Repeat all of the material exactly as given.

....................

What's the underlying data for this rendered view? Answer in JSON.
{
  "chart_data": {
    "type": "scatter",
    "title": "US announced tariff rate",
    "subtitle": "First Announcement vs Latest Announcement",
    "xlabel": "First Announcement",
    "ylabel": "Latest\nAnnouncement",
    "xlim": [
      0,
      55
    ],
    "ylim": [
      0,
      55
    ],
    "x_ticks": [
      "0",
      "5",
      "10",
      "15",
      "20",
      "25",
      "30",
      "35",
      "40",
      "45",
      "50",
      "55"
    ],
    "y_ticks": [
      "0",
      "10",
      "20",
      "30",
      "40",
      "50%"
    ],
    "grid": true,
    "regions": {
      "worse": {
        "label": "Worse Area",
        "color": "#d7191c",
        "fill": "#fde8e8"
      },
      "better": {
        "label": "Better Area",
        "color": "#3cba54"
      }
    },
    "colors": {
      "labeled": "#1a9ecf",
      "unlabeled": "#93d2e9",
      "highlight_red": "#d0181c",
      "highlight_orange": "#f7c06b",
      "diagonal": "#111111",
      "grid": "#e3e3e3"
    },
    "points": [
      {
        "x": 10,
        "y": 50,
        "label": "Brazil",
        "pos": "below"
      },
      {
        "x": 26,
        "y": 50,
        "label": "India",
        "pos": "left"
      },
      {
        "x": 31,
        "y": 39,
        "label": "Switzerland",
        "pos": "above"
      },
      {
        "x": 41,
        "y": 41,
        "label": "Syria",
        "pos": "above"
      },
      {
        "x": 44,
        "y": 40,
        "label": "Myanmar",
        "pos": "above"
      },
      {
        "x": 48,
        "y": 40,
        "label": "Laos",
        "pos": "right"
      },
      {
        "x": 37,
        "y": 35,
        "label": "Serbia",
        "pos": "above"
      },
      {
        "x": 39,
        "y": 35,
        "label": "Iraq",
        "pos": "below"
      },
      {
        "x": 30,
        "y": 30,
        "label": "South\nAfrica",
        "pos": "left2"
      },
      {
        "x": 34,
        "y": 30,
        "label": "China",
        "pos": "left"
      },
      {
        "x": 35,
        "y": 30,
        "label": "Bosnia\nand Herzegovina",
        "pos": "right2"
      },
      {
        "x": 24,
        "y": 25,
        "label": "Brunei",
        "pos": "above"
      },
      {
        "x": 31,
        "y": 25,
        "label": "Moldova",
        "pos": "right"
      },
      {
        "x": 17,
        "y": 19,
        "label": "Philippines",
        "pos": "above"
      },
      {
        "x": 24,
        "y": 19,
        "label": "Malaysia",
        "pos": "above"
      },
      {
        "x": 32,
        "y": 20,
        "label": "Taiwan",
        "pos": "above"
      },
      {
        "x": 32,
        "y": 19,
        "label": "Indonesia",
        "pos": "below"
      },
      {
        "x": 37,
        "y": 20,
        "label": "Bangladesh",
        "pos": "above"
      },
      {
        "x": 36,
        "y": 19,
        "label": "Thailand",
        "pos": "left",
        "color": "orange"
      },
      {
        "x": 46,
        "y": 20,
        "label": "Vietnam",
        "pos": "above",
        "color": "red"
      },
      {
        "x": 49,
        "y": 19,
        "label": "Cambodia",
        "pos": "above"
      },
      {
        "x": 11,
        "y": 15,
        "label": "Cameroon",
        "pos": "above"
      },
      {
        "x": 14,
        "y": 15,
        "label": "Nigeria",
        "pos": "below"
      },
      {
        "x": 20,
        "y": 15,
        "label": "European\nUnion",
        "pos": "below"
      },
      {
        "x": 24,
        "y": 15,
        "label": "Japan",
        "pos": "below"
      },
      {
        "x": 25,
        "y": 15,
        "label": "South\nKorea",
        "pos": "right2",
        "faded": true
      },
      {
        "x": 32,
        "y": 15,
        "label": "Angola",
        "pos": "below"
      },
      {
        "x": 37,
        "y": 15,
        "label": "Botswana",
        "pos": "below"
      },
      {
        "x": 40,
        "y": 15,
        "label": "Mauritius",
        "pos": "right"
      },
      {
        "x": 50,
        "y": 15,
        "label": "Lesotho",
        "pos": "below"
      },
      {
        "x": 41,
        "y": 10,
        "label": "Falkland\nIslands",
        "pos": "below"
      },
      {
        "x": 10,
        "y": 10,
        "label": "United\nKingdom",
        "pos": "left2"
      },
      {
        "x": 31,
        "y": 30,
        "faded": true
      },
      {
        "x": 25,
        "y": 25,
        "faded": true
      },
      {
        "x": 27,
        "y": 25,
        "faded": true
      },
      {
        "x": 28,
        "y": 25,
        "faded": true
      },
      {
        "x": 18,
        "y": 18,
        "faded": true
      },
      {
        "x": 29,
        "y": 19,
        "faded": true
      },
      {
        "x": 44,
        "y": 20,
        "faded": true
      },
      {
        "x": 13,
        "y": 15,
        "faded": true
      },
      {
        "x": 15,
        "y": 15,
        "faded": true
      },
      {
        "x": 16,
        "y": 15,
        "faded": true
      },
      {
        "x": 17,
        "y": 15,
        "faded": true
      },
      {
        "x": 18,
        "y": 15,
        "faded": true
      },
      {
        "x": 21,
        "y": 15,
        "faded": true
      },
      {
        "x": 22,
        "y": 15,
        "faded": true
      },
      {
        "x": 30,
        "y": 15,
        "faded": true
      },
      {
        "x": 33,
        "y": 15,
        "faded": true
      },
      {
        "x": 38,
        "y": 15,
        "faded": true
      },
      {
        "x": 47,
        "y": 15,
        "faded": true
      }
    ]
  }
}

....................

* [EXERCISE SOLUTION]:
What's the underlying data for this rendered view? Answer in JSON.
{
  "chart_data": {
    "type": "scatter",
    "title": "US announced tariff rate",
    "subtitle": "First Announcement vs Latest Announcement",
    "xlabel": "First Announcement",
    "ylabel": "Latest\nAnnouncement",
    "xlim": [
      0,
      55
    ],
    "ylim": [
      0,
      55
    ],
    "x_ticks": [
      "0",
      "5",
      "10",
      "15",
      "20",
      "25",
      "30",
      "35",
      "40",
      "45",
      "50",
      "55"
    ],
    "y_ticks": [
      "0",
      "10",
      "20",
      "30",
      "40",
      "50%"
    ],
    "grid": true,
    "regions": {
      "worse": {
        "label": "Worse Area",
        "color": "#d7191c",
        "fill": "#fde8e8"
      },
      "better": {
        "label": "Better Area",
        "color": "#3cba54"
      }
    },
    "colors": {
      "labeled": "#1a9ecf",
      "unlabeled": "#93d2e9",
      "highlight_red": "#d0181c",
      "highlight_orange": "#f7c06b",
      "diagonal": "#111111",
      "grid": "#e3e3e3"
    },
    "points": [
      {
        "x": 10,
        "y": 50,
        "label": "Brazil",
        "pos": "below"
      },
      {
        "x": 26,
        "y": 50,
        "label": "India",
        "pos": "left"
      },
      {
        "x": 31,
        "y": 39,
        "label": "Switzerland",
        "pos": "above"
      },
      {
        "x": 41,
        "y": 41,
        "label": "Syria",
        "pos": "above"
      },
      {
        "x": 44,
        "y": 40,
        "label": "Myanmar",
        "pos": "above"
      },
      {
        "x": 48,
        "y": 40,
        "label": "Laos",
        "pos": "right"
      },
      {
        "x": 37,
        "y": 35,
        "label": "Serbia",
        "pos": "above"
      },
      {
        "x": 39,
        "y": 35,
        "label": "Iraq",
        "pos": "below"
      },
      {
        "x": 30,
        "y": 30,
        "label": "South\nAfrica",
        "pos": "left2"
      },
      {
        "x": 34,
        "y": 30,
        "label": "China",
        "pos": "left"
      },
      {
        "x": 35,
        "y": 30,
        "label": "Bosnia\nand Herzegovina",
        "pos": "right2"
      },
      {
        "x": 24,
        "y": 25,
        "label": "Brunei",
        "pos": "above"
      },
      {
        "x": 31,
        "y": 25,
        "label": "Moldova",
        "pos": "right"
      },
      {
        "x": 17,
        "y": 19,
        "label": "Philippines",
        "pos": "above"
      },
      {
        "x": 24,
        "y": 19,
        "label": "Malaysia",
        "pos": "above"
      },
      {
        "x": 32,
        "y": 20,
        "label": "Taiwan",
        "pos": "above"
      },
      {
        "x": 32,
        "y": 19,
        "label": "Indonesia",
        "pos": "below"
      },
      {
        "x": 37,
        "y": 20,
        "label": "Bangladesh",
        "pos": "above"
      },
      {
        "x": 36,
        "y": 19,
        "label": "Thailand",
        "pos": "left",
        "color": "orange"
      },
      {
        "x": 46,
        "y": 20,
        "label": "Vietnam",
        "pos": "above",
        "color": "red"
      },
      {
        "x": 49,
        "y": 19,
        "label": "Cambodia",
        "pos": "above"
      },
      {
        "x": 11,
        "y": 15,
        "label": "Cameroon",
        "pos": "above"
      },
      {
        "x": 14,
        "y": 15,
        "label": "Nigeria",
        "pos": "below"
      },
      {
        "x": 20,
        "y": 15,
        "label": "European\nUnion",
        "pos": "below"
      },
      {
        "x": 24,
        "y": 15,
        "label": "Japan",
        "pos": "below"
      },
      {
        "x": 25,
        "y": 15,
        "label": "South\nKorea",
        "pos": "right2",
        "faded": true
      },
      {
        "x": 32,
        "y": 15,
        "label": "Angola",
        "pos": "below"
      },
      {
        "x": 37,
        "y": 15,
        "label": "Botswana",
        "pos": "below"
      },
      {
        "x": 40,
        "y": 15,
        "label": "Mauritius",
        "pos": "right"
      },
      {
        "x": 50,
        "y": 15,
        "label": "Lesotho",
        "pos": "below"
      },
      {
        "x": 41,
        "y": 10,
        "label": "Falkland\nIslands",
        "pos": "below"
      },
      {
        "x": 10,
        "y": 10,
        "label": "United\nKingdom",
        "pos": "left2"
      },
      {
        "x": 31,
        "y": 30,
        "faded": true
      },
      {
        "x": 25,
        "y": 25,
        "faded": true
      },
      {
        "x": 27,
        "y": 25,
        "faded": true
      },
      {
        "x": 28,
        "y": 25,
        "faded": true
      },
      {
        "x": 18,
        "y": 18,
        "faded": true
      },
      {
        "x": 29,
        "y": 19,
        "faded": true
      },
      {
        "x": 44,
        "y": 20,
        "faded": true
      },
      {
        "x": 13,
        "y": 15,
        "faded": true
      },
      {
        "x": 15,
        "y": 15,
        "faded": true
      },
      {
        "x": 16,
        "y": 15,
        "faded": true
      },
      {
        "x": 17,
        "y": 15,
        "faded": true
      },
      {
        "x": 18,
        "y": 15,
        "faded": true
      },
      {
        "x": 21,
        "y": 15,
        "faded": true
      },
      {
        "x": 22,
        "y": 15,
        "faded": true
      },
      {
        "x": 30,
        "y": 15,
        "faded": true
      },
      {
        "x": 33,
        "y": 15,
        "faded": true
      },
      {
        "x": 38,
        "y": 15,
        "faded": true
      },
      {
        "x": 47,
        "y": 15,
        "faded": true
      }
    ]
  }
}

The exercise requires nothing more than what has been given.